• Task objective
Send back the records in full, character for character.

** BEGIN Data shown **

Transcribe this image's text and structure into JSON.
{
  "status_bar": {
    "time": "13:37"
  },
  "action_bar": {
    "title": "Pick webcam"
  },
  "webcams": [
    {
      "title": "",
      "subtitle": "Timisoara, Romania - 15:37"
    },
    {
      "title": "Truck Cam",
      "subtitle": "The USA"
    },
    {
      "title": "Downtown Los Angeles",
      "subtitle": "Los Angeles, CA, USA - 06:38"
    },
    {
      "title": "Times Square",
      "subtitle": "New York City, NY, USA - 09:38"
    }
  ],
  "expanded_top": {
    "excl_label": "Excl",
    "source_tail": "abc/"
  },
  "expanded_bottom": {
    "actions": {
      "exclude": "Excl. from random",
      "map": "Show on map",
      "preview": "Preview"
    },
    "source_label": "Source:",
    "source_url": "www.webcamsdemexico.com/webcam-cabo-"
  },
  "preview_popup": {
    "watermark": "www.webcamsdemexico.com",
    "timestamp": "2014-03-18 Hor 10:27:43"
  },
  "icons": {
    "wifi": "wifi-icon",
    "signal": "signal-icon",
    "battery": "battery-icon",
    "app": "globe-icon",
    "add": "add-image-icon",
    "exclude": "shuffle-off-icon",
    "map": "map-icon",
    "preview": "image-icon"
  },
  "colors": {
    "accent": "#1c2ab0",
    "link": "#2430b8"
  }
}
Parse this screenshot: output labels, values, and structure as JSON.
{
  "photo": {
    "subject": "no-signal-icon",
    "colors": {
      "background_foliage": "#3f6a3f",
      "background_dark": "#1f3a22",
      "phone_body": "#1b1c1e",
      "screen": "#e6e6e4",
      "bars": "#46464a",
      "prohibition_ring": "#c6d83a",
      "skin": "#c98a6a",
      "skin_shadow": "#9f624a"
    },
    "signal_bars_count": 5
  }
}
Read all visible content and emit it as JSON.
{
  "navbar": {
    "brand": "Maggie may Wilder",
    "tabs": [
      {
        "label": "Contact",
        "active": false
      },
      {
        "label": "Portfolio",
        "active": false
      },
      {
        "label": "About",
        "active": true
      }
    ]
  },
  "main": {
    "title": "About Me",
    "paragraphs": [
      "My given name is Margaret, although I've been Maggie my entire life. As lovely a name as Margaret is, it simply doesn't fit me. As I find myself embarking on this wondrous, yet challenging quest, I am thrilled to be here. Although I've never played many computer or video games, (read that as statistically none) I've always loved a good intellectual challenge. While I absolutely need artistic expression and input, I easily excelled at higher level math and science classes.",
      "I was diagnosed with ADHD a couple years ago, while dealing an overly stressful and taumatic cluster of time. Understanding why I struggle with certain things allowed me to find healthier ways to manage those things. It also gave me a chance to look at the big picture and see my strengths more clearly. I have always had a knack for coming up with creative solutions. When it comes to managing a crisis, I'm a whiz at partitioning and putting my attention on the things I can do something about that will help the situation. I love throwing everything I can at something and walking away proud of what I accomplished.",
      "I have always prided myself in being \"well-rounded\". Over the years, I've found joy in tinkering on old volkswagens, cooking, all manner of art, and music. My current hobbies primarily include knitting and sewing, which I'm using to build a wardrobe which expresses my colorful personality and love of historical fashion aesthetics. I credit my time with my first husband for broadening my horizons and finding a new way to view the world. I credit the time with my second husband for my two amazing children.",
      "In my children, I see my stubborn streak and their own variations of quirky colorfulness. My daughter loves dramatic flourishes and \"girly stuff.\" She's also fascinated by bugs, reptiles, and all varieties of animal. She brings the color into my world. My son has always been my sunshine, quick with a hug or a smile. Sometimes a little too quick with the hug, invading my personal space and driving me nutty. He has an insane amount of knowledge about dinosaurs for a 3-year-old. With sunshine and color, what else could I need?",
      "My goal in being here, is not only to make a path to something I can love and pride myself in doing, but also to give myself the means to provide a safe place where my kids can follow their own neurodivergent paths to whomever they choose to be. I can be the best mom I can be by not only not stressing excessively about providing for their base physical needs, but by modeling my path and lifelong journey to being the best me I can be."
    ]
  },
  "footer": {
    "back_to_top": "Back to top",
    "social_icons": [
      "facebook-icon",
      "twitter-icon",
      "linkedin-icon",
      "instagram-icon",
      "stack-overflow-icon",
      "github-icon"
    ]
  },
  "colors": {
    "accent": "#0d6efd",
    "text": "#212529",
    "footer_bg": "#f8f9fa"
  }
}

** END Data shown **

• Reply to the task
Transcribe this image's text and structure into JSON.
{
  "status_bar": {
    "time": "13:37"
  },
  "action_bar": {
    "title": "Pick webcam"
  },
  "webcams": [
    {
      "title": "",
      "subtitle": "Timisoara, Romania - 15:37"
    },
    {
      "title": "Truck Cam",
      "subtitle": "The USA"
    },
    {
      "title": "Downtown Los Angeles",
      "subtitle": "Los Angeles, CA, USA - 06:38"
    },
    {
      "title": "Times Square",
      "subtitle": "New York City, NY, USA - 09:38"
    }
  ],
  "expanded_top": {
    "excl_label": "Excl",
    "source_tail": "abc/"
  },
  "expanded_bottom": {
    "actions": {
      "exclude": "Excl. from random",
      "map": "Show on map",
      "preview": "Preview"
    },
    "source_label": "Source:",
    "source_url": "www.webcamsdemexico.com/webcam-cabo-"
  },
  "preview_popup": {
    "watermark": "www.webcamsdemexico.com",
    "timestamp": "2014-03-18 Hor 10:27:43"
  },
  "icons": {
    "wifi": "wifi-icon",
    "signal": "signal-icon",
    "battery": "battery-icon",
    "app": "globe-icon",
    "add": "add-image-icon",
    "exclude": "shuffle-off-icon",
    "map": "map-icon",
    "preview": "image-icon"
  },
  "colors": {
    "accent": "#1c2ab0",
    "link": "#2430b8"
  }
}
Parse this screenshot: output labels, values, and structure as JSON.
{
  "photo": {
    "subject": "no-signal-icon",
    "colors": {
      "background_foliage": "#3f6a3f",
      "background_dark": "#1f3a22",
      "phone_body": "#1b1c1e",
      "screen": "#e6e6e4",
      "bars": "#46464a",
      "prohibition_ring": "#c6d83a",
      "skin": "#c98a6a",
      "skin_shadow": "#9f624a"
    },
    "signal_bars_count": 5
  }
}
Read all visible content and emit it as JSON.
{
  "navbar": {
    "brand": "Maggie may Wilder",
    "tabs": [
      {
        "label": "Contact",
        "active": false
      },
      {
        "label": "Portfolio",
        "active": false
      },
      {
        "label": "About",
        "active": true
      }
    ]
  },
  "main": {
    "title": "About Me",
    "paragraphs": [
      "My given name is Margaret, although I've been Maggie my entire life. As lovely a name as Margaret is, it simply doesn't fit me. As I find myself embarking on this wondrous, yet challenging quest, I am thrilled to be here. Although I've never played many computer or video games, (read that as statistically none) I've always loved a good intellectual challenge. While I absolutely need artistic expression and input, I easily excelled at higher level math and science classes.",
      "I was diagnosed with ADHD a couple years ago, while dealing an overly stressful and taumatic cluster of time. Understanding why I struggle with certain things allowed me to find healthier ways to manage those things. It also gave me a chance to look at the big picture and see my strengths more clearly. I have always had a knack for coming up with creative solutions. When it comes to managing a crisis, I'm a whiz at partitioning and putting my attention on the things I can do something about that will help the situation. I love throwing everything I can at something and walking away proud of what I accomplished.",
      "I have always prided myself in being \"well-rounded\". Over the years, I've found joy in tinkering on old volkswagens, cooking, all manner of art, and music. My current hobbies primarily include knitting and sewing, which I'm using to build a wardrobe which expresses my colorful personality and love of historical fashion aesthetics. I credit my time with my first husband for broadening my horizons and finding a new way to view the world. I credit the time with my second husband for my two amazing children.",
      "In my children, I see my stubborn streak and their own variations of quirky colorfulness. My daughter loves dramatic flourishes and \"girly stuff.\" She's also fascinated by bugs, reptiles, and all varieties of animal. She brings the color into my world. My son has always been my sunshine, quick with a hug or a smile. Sometimes a little too quick with the hug, invading my personal space and driving me nutty. He has an insane amount of knowledge about dinosaurs for a 3-year-old. With sunshine and color, what else could I need?",
      "My goal in being here, is not only to make a path to something I can love and pride myself in doing, but also to give myself the means to provide a safe place where my kids can follow their own neurodivergent paths to whomever they choose to be. I can be the best mom I can be by not only not stressing excessively about providing for their base physical needs, but by modeling my path and lifelong journey to being the best me I can be."
    ]
  },
  "footer": {
    "back_to_top": "Back to top",
    "social_icons": [
      "facebook-icon",
      "twitter-icon",
      "linkedin-icon",
      "instagram-icon",
      "stack-overflow-icon",
      "github-icon"
    ]
  },
  "colors": {
    "accent": "#0d6efd",
    "text": "#212529",
    "footer_bg": "#f8f9fa"
  }
}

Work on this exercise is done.